──────── Provided information

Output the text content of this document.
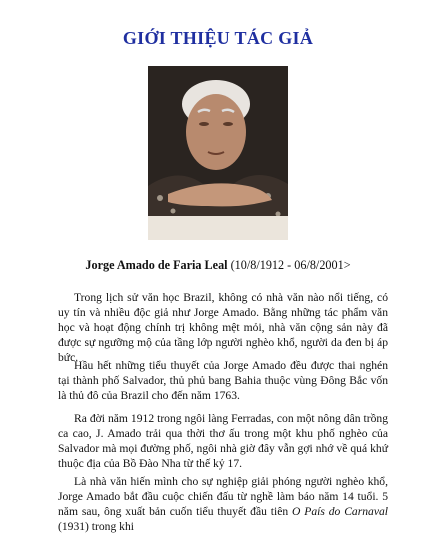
GIỚI THIỆU TÁC GIẢ
Jorge Amado de Faria Leal (10/8/1912 - 06/8/2001>

Trong lịch sử văn học Brazil, không có nhà văn nào nổi tiếng, có uy tín và nhiều độc giả như Jorge Amado. Bằng những tác phẩm văn học và hoạt động chính trị không mệt mỏi, nhà văn cộng sản này đã được sự ngưỡng mộ của tầng lớp người nghèo khổ, người da đen bị áp bức.

Hầu hết những tiểu thuyết của Jorge Amado đều được thai nghén tại thành phố Salvador, thủ phủ bang Bahia thuộc vùng Đông Bắc vốn là thủ đô của Brazil cho đến năm 1763.

Ra đời năm 1912 trong ngôi làng Ferradas, con một nông dân trồng ca cao, J. Amado trải qua thời thơ ấu trong một khu phố nghèo của Salvador mà mọi đường phố, ngôi nhà giờ đây vẫn gợi nhớ về quá khứ thuộc địa của Bồ Đào Nha từ thế kỷ 17.

Là nhà văn hiến mình cho sự nghiệp giải phóng người nghèo khổ, Jorge Amado bắt đầu cuộc chiến đấu từ nghề làm báo năm 14 tuổi. 5 năm sau, ông xuất bản cuốn tiểu thuyết đầu tiên O País do Carnaval (1931) trong khi
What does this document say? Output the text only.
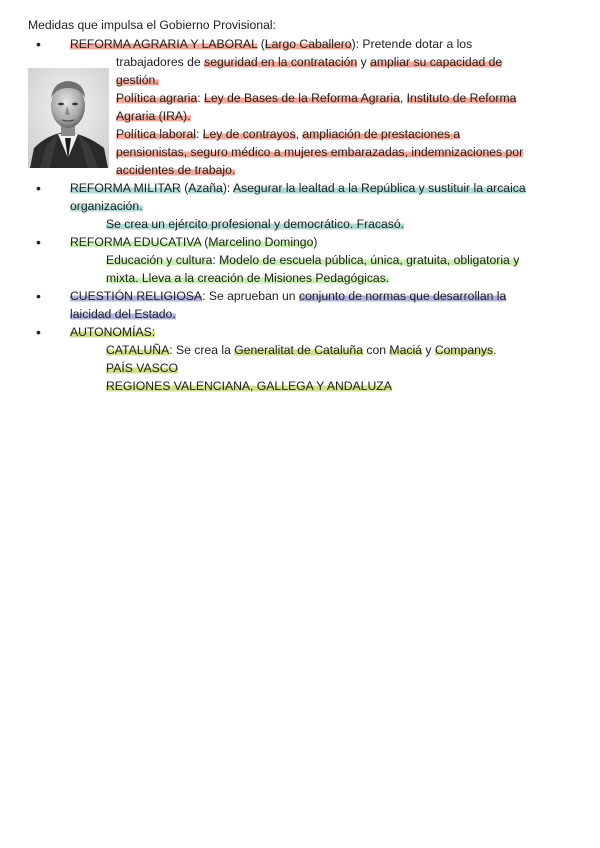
Medidas que impulsa el Gobierno Provisional:
• REFORMA AGRARIA Y LABORAL (Largo Caballero): Pretende dotar a los
trabajadores de seguridad en la contratación y ampliar su capacidad de
gestión.
Política agraria: Ley de Bases de la Reforma Agraria, Instituto de Reforma
Agraria (IRA).
Política laboral: Ley de contrayos, ampliación de prestaciones a
pensionistas, seguro médico a mujeres embarazadas, indemnizaciones por
accidentes de trabajo.
• REFORMA MILITAR (Azaña): Asegurar la lealtad a la República y sustituir la arcaica
organización.
Se crea un ejército profesional y democrático. Fracasó.
• REFORMA EDUCATIVA (Marcelino Domingo)
Educación y cultura: Modelo de escuela pública, única, gratuita, obligatoria y
mixta. Lleva a la creación de Misiones Pedagógicas.
• CUESTIÓN RELIGIOSA: Se aprueban un conjunto de normas que desarrollan la
laicidad del Estado.
• AUTONOMÍAS:
CATALUÑA: Se crea la Generalitat de Cataluña con Maciá y Companys.
PAÍS VASCO
REGIONES VALENCIANA, GALLEGA Y ANDALUZA
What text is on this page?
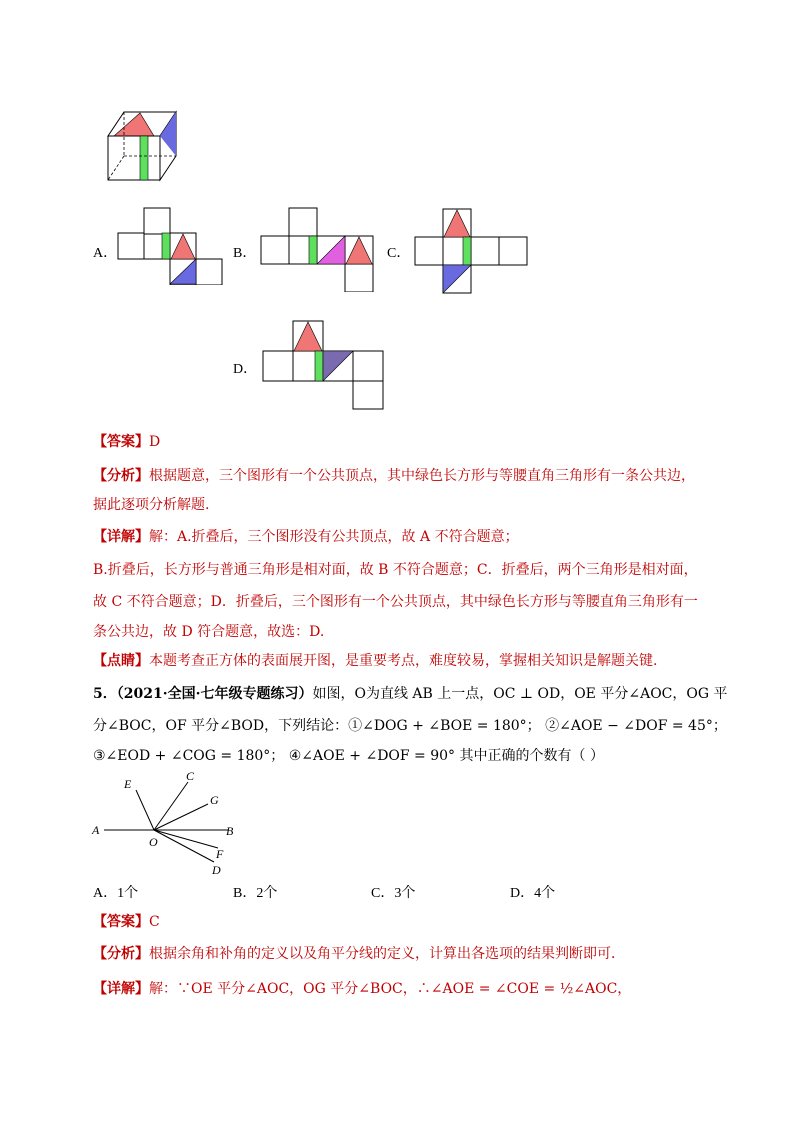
A．	B．	C．
D．
【答案】D
【分析】根据题意，三个图形有一个公共顶点，其中绿色长方形与等腰直角三角形有一条公共边，
据此逐项分析解题.
【详解】解：A.折叠后，三个图形没有公共顶点，故 A 不符合题意；
B.折叠后，长方形与普通三角形是相对面，故 B 不符合题意；C．折叠后，两个三角形是相对面，
故 C 不符合题意；D．折叠后，三个图形有一个公共顶点，其中绿色长方形与等腰直角三角形有一
条公共边，故 D 符合题意，故选：D.
【点睛】本题考查正方体的表面展开图，是重要考点，难度较易，掌握相关知识是解题关键.
5．（2021·全国·七年级专题练习）如图，O为直线 AB 上一点，OC ⊥ OD，OE 平分∠AOC，OG 平
分∠BOC，OF 平分∠BOD，下列结论：①∠DOG + ∠BOE = 180°； ②∠AOE − ∠DOF = 45°；
③∠EOD + ∠COG = 180°； ④∠AOE + ∠DOF = 90° 其中正确的个数有（ ）
E
C
G
A
O
B
F
D
A．1个	B．2个	C．3个	D．4个
【答案】C
【分析】根据余角和补角的定义以及角平分线的定义，计算出各选项的结果判断即可．
【详解】解：∵OE 平分∠AOC，OG 平分∠BOC，∴∠AOE = ∠COE = ½∠AOC，
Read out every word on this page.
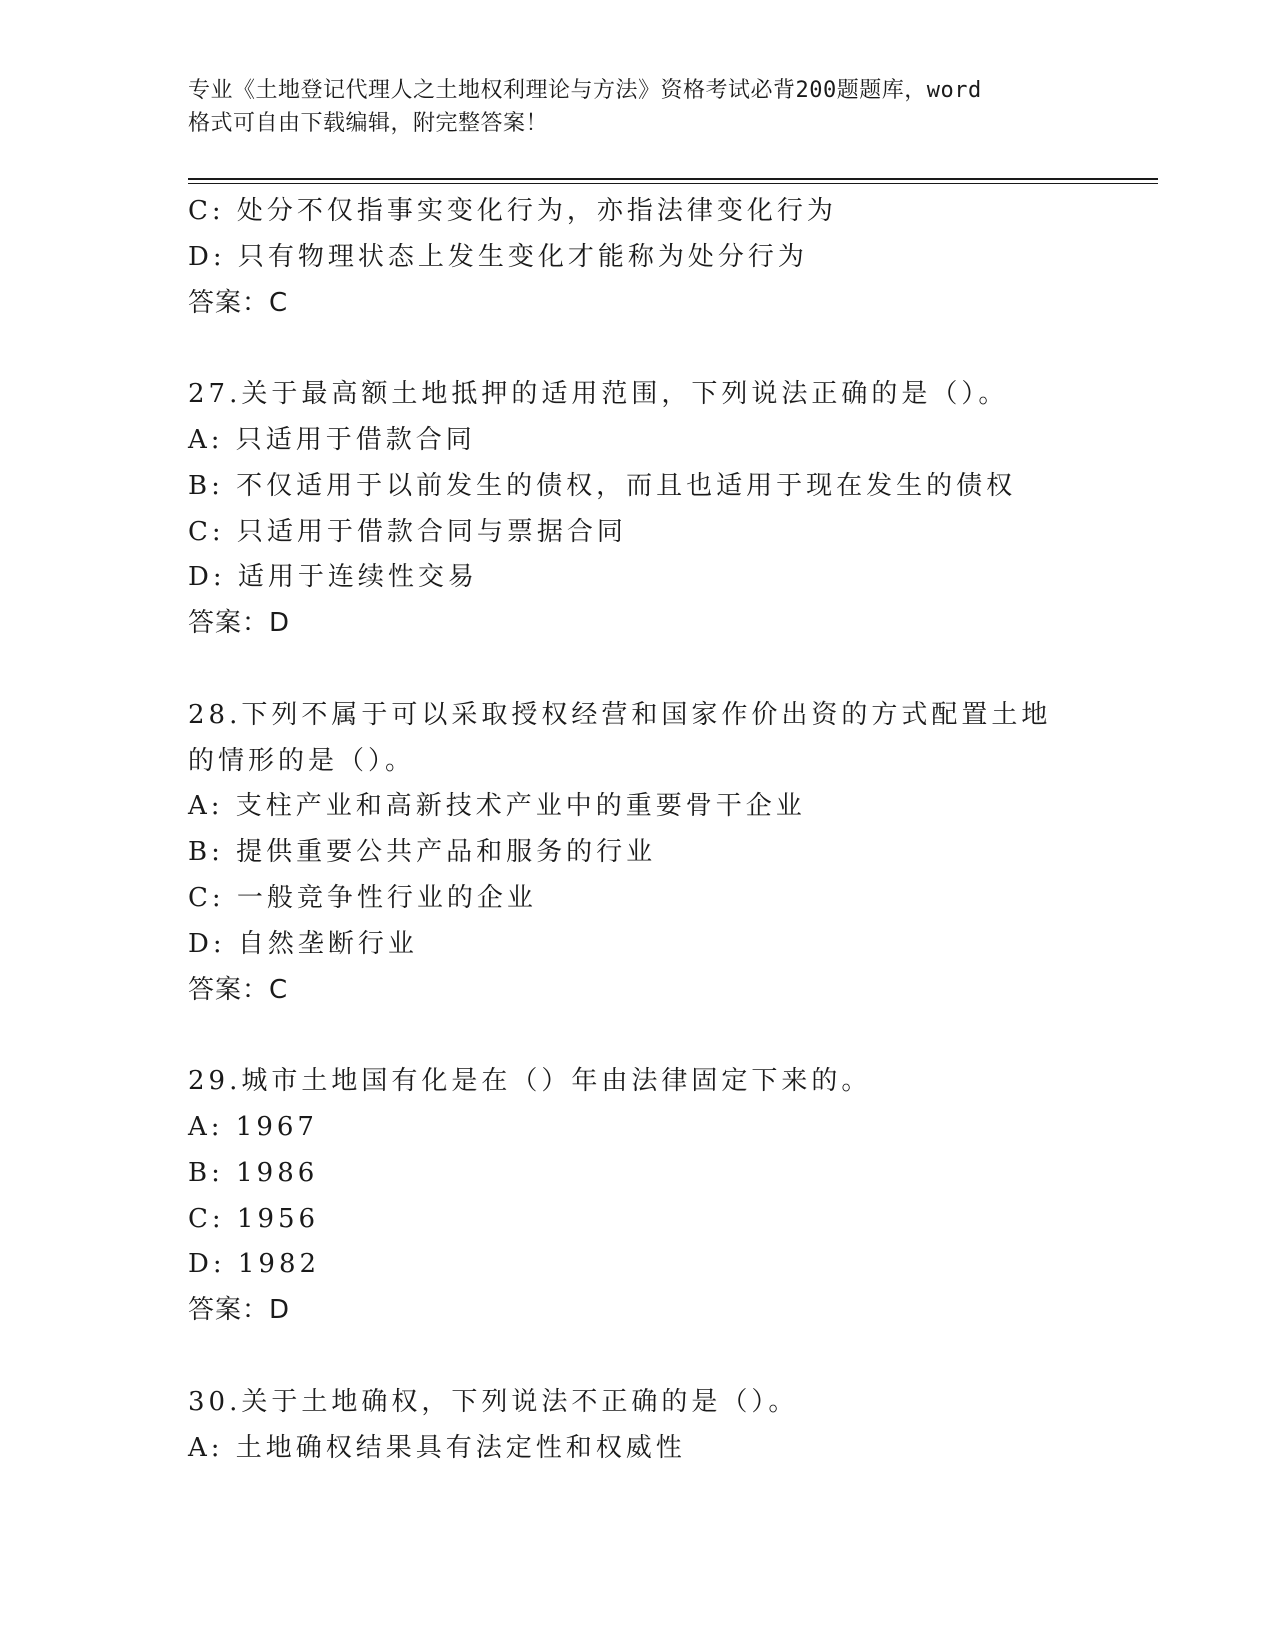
专业《土地登记代理人之土地权利理论与方法》资格考试必背200题题库，word
格式可自由下载编辑，附完整答案！
C: 处分不仅指事实变化行为，亦指法律变化行为
D: 只有物理状态上发生变化才能称为处分行为
答案：C
27.关于最高额土地抵押的适用范围，下列说法正确的是（）。
A: 只适用于借款合同
B: 不仅适用于以前发生的债权，而且也适用于现在发生的债权
C: 只适用于借款合同与票据合同
D: 适用于连续性交易
答案：D
28.下列不属于可以采取授权经营和国家作价出资的方式配置土地的情形的是（）。
A: 支柱产业和高新技术产业中的重要骨干企业
B: 提供重要公共产品和服务的行业
C: 一般竞争性行业的企业
D: 自然垄断行业
答案：C
29.城市土地国有化是在（）年由法律固定下来的。
A: 1967
B: 1986
C: 1956
D: 1982
答案：D
30.关于土地确权，下列说法不正确的是（）。
A: 土地确权结果具有法定性和权威性
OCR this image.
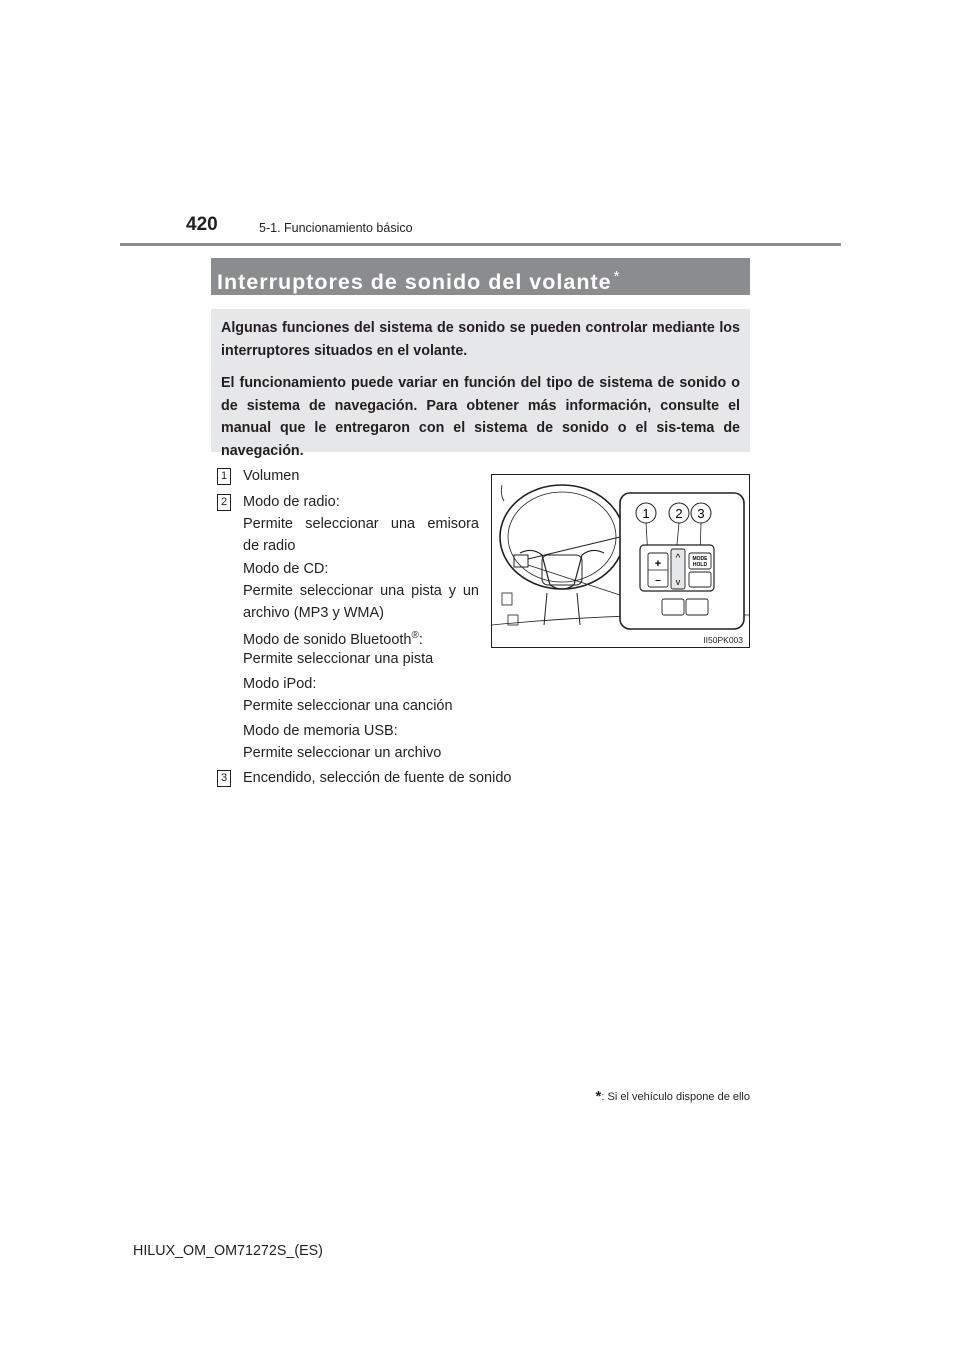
420	5-1. Funcionamiento básico
Interruptores de sonido del volante *

Algunas funciones del sistema de sonido se pueden controlar mediante los interruptores situados en el volante.

El funcionamiento puede variar en función del tipo de sistema de sonido o de sistema de navegación. Para obtener más información, consulte el manual que le entregaron con el sistema de sonido o el sis-tema de navegación.

1 Volumen
2 Modo de radio:
Permite seleccionar una emisora
de radio
Modo de CD:
Permite seleccionar una pista y un
archivo (MP3 y WMA)
Modo de sonido Bluetooth®:
Permite seleccionar una pista
Modo iPod:
Permite seleccionar una canción
Modo de memoria USB:
Permite seleccionar un archivo
3 Encendido, selección de fuente de sonido
1 2 3
+
–
^
v
MODE
HOLD
II50PK003
*: Si el vehículo dispone de ello
HILUX_OM_OM71272S_(ES)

────────────────

> **Exercise instructions**
Without the images, write out each line of the data verbatim.

> **Reply to the task**
Output the text content of this document.
GIỚI THIỆU TÁC GIẢ
Jorge Amado de Faria Leal (10/8/1912 - 06/8/2001>

Trong lịch sử văn học Brazil, không có nhà văn nào nổi tiếng, có uy tín và nhiều độc giả như Jorge Amado. Bằng những tác phẩm văn học và hoạt động chính trị không mệt mỏi, nhà văn cộng sản này đã được sự ngưỡng mộ của tầng lớp người nghèo khổ, người da đen bị áp bức.

Hầu hết những tiểu thuyết của Jorge Amado đều được thai nghén tại thành phố Salvador, thủ phủ bang Bahia thuộc vùng Đông Bắc vốn là thủ đô của Brazil cho đến năm 1763.

Ra đời năm 1912 trong ngôi làng Ferradas, con một nông dân trồng ca cao, J. Amado trải qua thời thơ ấu trong một khu phố nghèo của Salvador mà mọi đường phố, ngôi nhà giờ đây vẫn gợi nhớ về quá khứ thuộc địa của Bồ Đào Nha từ thế kỷ 17.

Là nhà văn hiến mình cho sự nghiệp giải phóng người nghèo khổ, Jorge Amado bắt đầu cuộc chiến đấu từ nghề làm báo năm 14 tuổi. 5 năm sau, ông xuất bản cuốn tiểu thuyết đầu tiên O País do Carnaval (1931) trong khi
What does this document say? Output the text only.
Medidas que impulsa el Gobierno Provisional:
• REFORMA AGRARIA Y LABORAL (Largo Caballero): Pretende dotar a los
trabajadores de seguridad en la contratación y ampliar su capacidad de
gestión.
Política agraria: Ley de Bases de la Reforma Agraria, Instituto de Reforma
Agraria (IRA).
Política laboral: Ley de contrayos, ampliación de prestaciones a
pensionistas, seguro médico a mujeres embarazadas, indemnizaciones por
accidentes de trabajo.
• REFORMA MILITAR (Azaña): Asegurar la lealtad a la República y sustituir la arcaica
organización.
Se crea un ejército profesional y democrático. Fracasó.
• REFORMA EDUCATIVA (Marcelino Domingo)
Educación y cultura: Modelo de escuela pública, única, gratuita, obligatoria y
mixta. Lleva a la creación de Misiones Pedagógicas.
• CUESTIÓN RELIGIOSA: Se aprueban un conjunto de normas que desarrollan la
laicidad del Estado.
• AUTONOMÍAS:
CATALUÑA: Se crea la Generalitat de Cataluña con Maciá y Companys.
PAÍS VASCO
REGIONES VALENCIANA, GALLEGA Y ANDALUZA
What text is on this page?
A．	B．	C．
D．
【答案】D
【分析】根据题意，三个图形有一个公共顶点，其中绿色长方形与等腰直角三角形有一条公共边，
据此逐项分析解题.
【详解】解：A.折叠后，三个图形没有公共顶点，故 A 不符合题意；
B.折叠后，长方形与普通三角形是相对面，故 B 不符合题意；C．折叠后，两个三角形是相对面，
故 C 不符合题意；D．折叠后，三个图形有一个公共顶点，其中绿色长方形与等腰直角三角形有一
条公共边，故 D 符合题意，故选：D.
【点睛】本题考查正方体的表面展开图，是重要考点，难度较易，掌握相关知识是解题关键.
5．（2021·全国·七年级专题练习）如图，O为直线 AB 上一点，OC ⊥ OD，OE 平分∠AOC，OG 平
分∠BOC，OF 平分∠BOD，下列结论：①∠DOG + ∠BOE = 180°； ②∠AOE − ∠DOF = 45°；
③∠EOD + ∠COG = 180°； ④∠AOE + ∠DOF = 90° 其中正确的个数有（ ）
E
C
G
A
O
B
F
D
A．1个	B．2个	C．3个	D．4个
【答案】C
【分析】根据余角和补角的定义以及角平分线的定义，计算出各选项的结果判断即可．
【详解】解：∵OE 平分∠AOC，OG 平分∠BOC，∴∠AOE = ∠COE = ½∠AOC，
Read out every word on this page.
专业《土地登记代理人之土地权利理论与方法》资格考试必背200题题库，word
格式可自由下载编辑，附完整答案！
C: 处分不仅指事实变化行为，亦指法律变化行为
D: 只有物理状态上发生变化才能称为处分行为
答案：C
27.关于最高额土地抵押的适用范围，下列说法正确的是（）。
A: 只适用于借款合同
B: 不仅适用于以前发生的债权，而且也适用于现在发生的债权
C: 只适用于借款合同与票据合同
D: 适用于连续性交易
答案：D
28.下列不属于可以采取授权经营和国家作价出资的方式配置土地的情形的是（）。
A: 支柱产业和高新技术产业中的重要骨干企业
B: 提供重要公共产品和服务的行业
C: 一般竞争性行业的企业
D: 自然垄断行业
答案：C
29.城市土地国有化是在（）年由法律固定下来的。
A: 1967
B: 1986
C: 1956
D: 1982
答案：D
30.关于土地确权，下列说法不正确的是（）。
A: 土地确权结果具有法定性和权威性
OCR this image.
420	5-1. Funcionamiento básico
Interruptores de sonido del volante *

Algunas funciones del sistema de sonido se pueden controlar mediante los interruptores situados en el volante.

El funcionamiento puede variar en función del tipo de sistema de sonido o de sistema de navegación. Para obtener más información, consulte el manual que le entregaron con el sistema de sonido o el sis-tema de navegación.

1 Volumen
2 Modo de radio:
Permite seleccionar una emisora
de radio
Modo de CD:
Permite seleccionar una pista y un
archivo (MP3 y WMA)
Modo de sonido Bluetooth®:
Permite seleccionar una pista
Modo iPod:
Permite seleccionar una canción
Modo de memoria USB:
Permite seleccionar un archivo
3 Encendido, selección de fuente de sonido
1 2 3
+
–
^
v
MODE
HOLD
II50PK003
*: Si el vehículo dispone de ello
HILUX_OM_OM71272S_(ES)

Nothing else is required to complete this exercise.